--- Start Extracted records ---
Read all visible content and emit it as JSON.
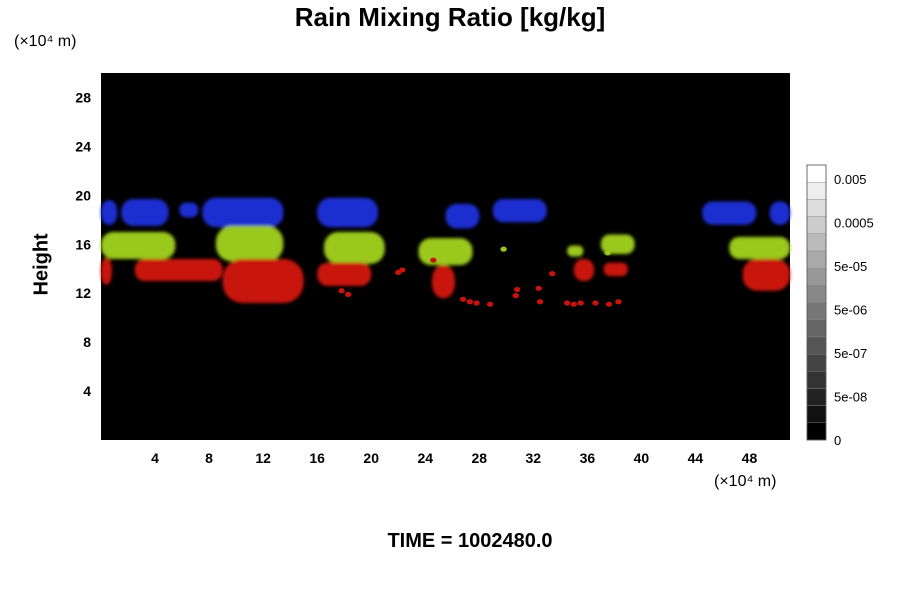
{
  "chart_data": {
    "type": "heatmap",
    "title": "Rain Mixing Ratio [kg/kg]",
    "ylabel": "Height",
    "x_unit": "(×10⁴ m)",
    "y_unit": "(×10⁴ m)",
    "x_ticks": [
      "4",
      "8",
      "12",
      "16",
      "20",
      "24",
      "28",
      "32",
      "36",
      "40",
      "44",
      "48"
    ],
    "y_ticks": [
      "4",
      "8",
      "12",
      "16",
      "20",
      "24",
      "28"
    ],
    "xlim": [
      0,
      51
    ],
    "ylim": [
      0,
      30
    ],
    "colorbar_labels": [
      "0.005",
      "0.0005",
      "5e-05",
      "5e-06",
      "5e-07",
      "5e-08",
      "0"
    ],
    "colors": {
      "background": "#000000",
      "upper": "#1e2fd0",
      "middle": "#9ac81e",
      "lower": "#c8140c"
    },
    "blobs": [
      {
        "layer": "upper",
        "x0": 0.0,
        "x1": 1.2,
        "y0": 17.6,
        "y1": 19.6
      },
      {
        "layer": "upper",
        "x0": 1.5,
        "x1": 5.0,
        "y0": 17.5,
        "y1": 19.7
      },
      {
        "layer": "upper",
        "x0": 5.8,
        "x1": 7.2,
        "y0": 18.2,
        "y1": 19.4
      },
      {
        "layer": "upper",
        "x0": 7.5,
        "x1": 13.5,
        "y0": 17.4,
        "y1": 19.8
      },
      {
        "layer": "upper",
        "x0": 16.0,
        "x1": 20.5,
        "y0": 17.4,
        "y1": 19.8
      },
      {
        "layer": "upper",
        "x0": 25.5,
        "x1": 28.0,
        "y0": 17.3,
        "y1": 19.3
      },
      {
        "layer": "upper",
        "x0": 29.0,
        "x1": 33.0,
        "y0": 17.8,
        "y1": 19.7
      },
      {
        "layer": "upper",
        "x0": 44.5,
        "x1": 48.5,
        "y0": 17.6,
        "y1": 19.5
      },
      {
        "layer": "upper",
        "x0": 49.5,
        "x1": 51.0,
        "y0": 17.6,
        "y1": 19.5
      },
      {
        "layer": "middle",
        "x0": 0.0,
        "x1": 5.5,
        "y0": 14.8,
        "y1": 17.0
      },
      {
        "layer": "middle",
        "x0": 8.5,
        "x1": 13.5,
        "y0": 14.6,
        "y1": 17.5
      },
      {
        "layer": "middle",
        "x0": 16.5,
        "x1": 21.0,
        "y0": 14.4,
        "y1": 17.0
      },
      {
        "layer": "middle",
        "x0": 23.5,
        "x1": 27.5,
        "y0": 14.3,
        "y1": 16.5
      },
      {
        "layer": "middle",
        "x0": 34.5,
        "x1": 35.7,
        "y0": 15.0,
        "y1": 15.9
      },
      {
        "layer": "middle",
        "x0": 37.0,
        "x1": 39.5,
        "y0": 15.2,
        "y1": 16.8
      },
      {
        "layer": "middle",
        "x0": 46.5,
        "x1": 51.0,
        "y0": 14.8,
        "y1": 16.6
      },
      {
        "layer": "lower",
        "x0": 0.0,
        "x1": 0.8,
        "y0": 12.7,
        "y1": 14.9
      },
      {
        "layer": "lower",
        "x0": 2.5,
        "x1": 9.0,
        "y0": 13.0,
        "y1": 14.8
      },
      {
        "layer": "lower",
        "x0": 9.0,
        "x1": 15.0,
        "y0": 11.2,
        "y1": 14.8
      },
      {
        "layer": "lower",
        "x0": 16.0,
        "x1": 20.0,
        "y0": 12.6,
        "y1": 14.5
      },
      {
        "layer": "lower",
        "x0": 24.5,
        "x1": 26.2,
        "y0": 11.6,
        "y1": 14.3
      },
      {
        "layer": "lower",
        "x0": 35.0,
        "x1": 36.5,
        "y0": 13.0,
        "y1": 14.8
      },
      {
        "layer": "lower",
        "x0": 37.2,
        "x1": 39.0,
        "y0": 13.4,
        "y1": 14.5
      },
      {
        "layer": "lower",
        "x0": 47.5,
        "x1": 51.0,
        "y0": 12.2,
        "y1": 14.8
      }
    ],
    "dots": [
      {
        "x": 17.8,
        "y": 12.2
      },
      {
        "x": 18.3,
        "y": 11.9
      },
      {
        "x": 22.0,
        "y": 13.7
      },
      {
        "x": 22.3,
        "y": 13.9
      },
      {
        "x": 26.8,
        "y": 11.5
      },
      {
        "x": 27.3,
        "y": 11.3
      },
      {
        "x": 27.8,
        "y": 11.2
      },
      {
        "x": 28.8,
        "y": 11.1
      },
      {
        "x": 30.7,
        "y": 11.8
      },
      {
        "x": 30.8,
        "y": 12.3
      },
      {
        "x": 32.4,
        "y": 12.4
      },
      {
        "x": 32.5,
        "y": 11.3
      },
      {
        "x": 33.4,
        "y": 13.6
      },
      {
        "x": 34.5,
        "y": 11.2
      },
      {
        "x": 35.0,
        "y": 11.1
      },
      {
        "x": 35.5,
        "y": 11.2
      },
      {
        "x": 36.6,
        "y": 11.2
      },
      {
        "x": 37.6,
        "y": 11.1
      },
      {
        "x": 38.3,
        "y": 11.3
      },
      {
        "x": 24.6,
        "y": 14.7
      },
      {
        "x": 29.8,
        "y": 15.6
      },
      {
        "x": 37.5,
        "y": 15.3
      }
    ]
  },
  "footer": {
    "time_label": "TIME = 1002480.0"
  }
}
--- End Extracted records ---
[Direction] Restate each entry word for word, leaving out any pictures.

[Output of the task]
Read all visible content and emit it as JSON.
{
  "chart_data": {
    "type": "heatmap",
    "title": "Rain Mixing Ratio [kg/kg]",
    "ylabel": "Height",
    "x_unit": "(×10⁴ m)",
    "y_unit": "(×10⁴ m)",
    "x_ticks": [
      "4",
      "8",
      "12",
      "16",
      "20",
      "24",
      "28",
      "32",
      "36",
      "40",
      "44",
      "48"
    ],
    "y_ticks": [
      "4",
      "8",
      "12",
      "16",
      "20",
      "24",
      "28"
    ],
    "xlim": [
      0,
      51
    ],
    "ylim": [
      0,
      30
    ],
    "colorbar_labels": [
      "0.005",
      "0.0005",
      "5e-05",
      "5e-06",
      "5e-07",
      "5e-08",
      "0"
    ],
    "colors": {
      "background": "#000000",
      "upper": "#1e2fd0",
      "middle": "#9ac81e",
      "lower": "#c8140c"
    },
    "blobs": [
      {
        "layer": "upper",
        "x0": 0.0,
        "x1": 1.2,
        "y0": 17.6,
        "y1": 19.6
      },
      {
        "layer": "upper",
        "x0": 1.5,
        "x1": 5.0,
        "y0": 17.5,
        "y1": 19.7
      },
      {
        "layer": "upper",
        "x0": 5.8,
        "x1": 7.2,
        "y0": 18.2,
        "y1": 19.4
      },
      {
        "layer": "upper",
        "x0": 7.5,
        "x1": 13.5,
        "y0": 17.4,
        "y1": 19.8
      },
      {
        "layer": "upper",
        "x0": 16.0,
        "x1": 20.5,
        "y0": 17.4,
        "y1": 19.8
      },
      {
        "layer": "upper",
        "x0": 25.5,
        "x1": 28.0,
        "y0": 17.3,
        "y1": 19.3
      },
      {
        "layer": "upper",
        "x0": 29.0,
        "x1": 33.0,
        "y0": 17.8,
        "y1": 19.7
      },
      {
        "layer": "upper",
        "x0": 44.5,
        "x1": 48.5,
        "y0": 17.6,
        "y1": 19.5
      },
      {
        "layer": "upper",
        "x0": 49.5,
        "x1": 51.0,
        "y0": 17.6,
        "y1": 19.5
      },
      {
        "layer": "middle",
        "x0": 0.0,
        "x1": 5.5,
        "y0": 14.8,
        "y1": 17.0
      },
      {
        "layer": "middle",
        "x0": 8.5,
        "x1": 13.5,
        "y0": 14.6,
        "y1": 17.5
      },
      {
        "layer": "middle",
        "x0": 16.5,
        "x1": 21.0,
        "y0": 14.4,
        "y1": 17.0
      },
      {
        "layer": "middle",
        "x0": 23.5,
        "x1": 27.5,
        "y0": 14.3,
        "y1": 16.5
      },
      {
        "layer": "middle",
        "x0": 34.5,
        "x1": 35.7,
        "y0": 15.0,
        "y1": 15.9
      },
      {
        "layer": "middle",
        "x0": 37.0,
        "x1": 39.5,
        "y0": 15.2,
        "y1": 16.8
      },
      {
        "layer": "middle",
        "x0": 46.5,
        "x1": 51.0,
        "y0": 14.8,
        "y1": 16.6
      },
      {
        "layer": "lower",
        "x0": 0.0,
        "x1": 0.8,
        "y0": 12.7,
        "y1": 14.9
      },
      {
        "layer": "lower",
        "x0": 2.5,
        "x1": 9.0,
        "y0": 13.0,
        "y1": 14.8
      },
      {
        "layer": "lower",
        "x0": 9.0,
        "x1": 15.0,
        "y0": 11.2,
        "y1": 14.8
      },
      {
        "layer": "lower",
        "x0": 16.0,
        "x1": 20.0,
        "y0": 12.6,
        "y1": 14.5
      },
      {
        "layer": "lower",
        "x0": 24.5,
        "x1": 26.2,
        "y0": 11.6,
        "y1": 14.3
      },
      {
        "layer": "lower",
        "x0": 35.0,
        "x1": 36.5,
        "y0": 13.0,
        "y1": 14.8
      },
      {
        "layer": "lower",
        "x0": 37.2,
        "x1": 39.0,
        "y0": 13.4,
        "y1": 14.5
      },
      {
        "layer": "lower",
        "x0": 47.5,
        "x1": 51.0,
        "y0": 12.2,
        "y1": 14.8
      }
    ],
    "dots": [
      {
        "x": 17.8,
        "y": 12.2
      },
      {
        "x": 18.3,
        "y": 11.9
      },
      {
        "x": 22.0,
        "y": 13.7
      },
      {
        "x": 22.3,
        "y": 13.9
      },
      {
        "x": 26.8,
        "y": 11.5
      },
      {
        "x": 27.3,
        "y": 11.3
      },
      {
        "x": 27.8,
        "y": 11.2
      },
      {
        "x": 28.8,
        "y": 11.1
      },
      {
        "x": 30.7,
        "y": 11.8
      },
      {
        "x": 30.8,
        "y": 12.3
      },
      {
        "x": 32.4,
        "y": 12.4
      },
      {
        "x": 32.5,
        "y": 11.3
      },
      {
        "x": 33.4,
        "y": 13.6
      },
      {
        "x": 34.5,
        "y": 11.2
      },
      {
        "x": 35.0,
        "y": 11.1
      },
      {
        "x": 35.5,
        "y": 11.2
      },
      {
        "x": 36.6,
        "y": 11.2
      },
      {
        "x": 37.6,
        "y": 11.1
      },
      {
        "x": 38.3,
        "y": 11.3
      },
      {
        "x": 24.6,
        "y": 14.7
      },
      {
        "x": 29.8,
        "y": 15.6
      },
      {
        "x": 37.5,
        "y": 15.3
      }
    ]
  },
  "footer": {
    "time_label": "TIME = 1002480.0"
  }
}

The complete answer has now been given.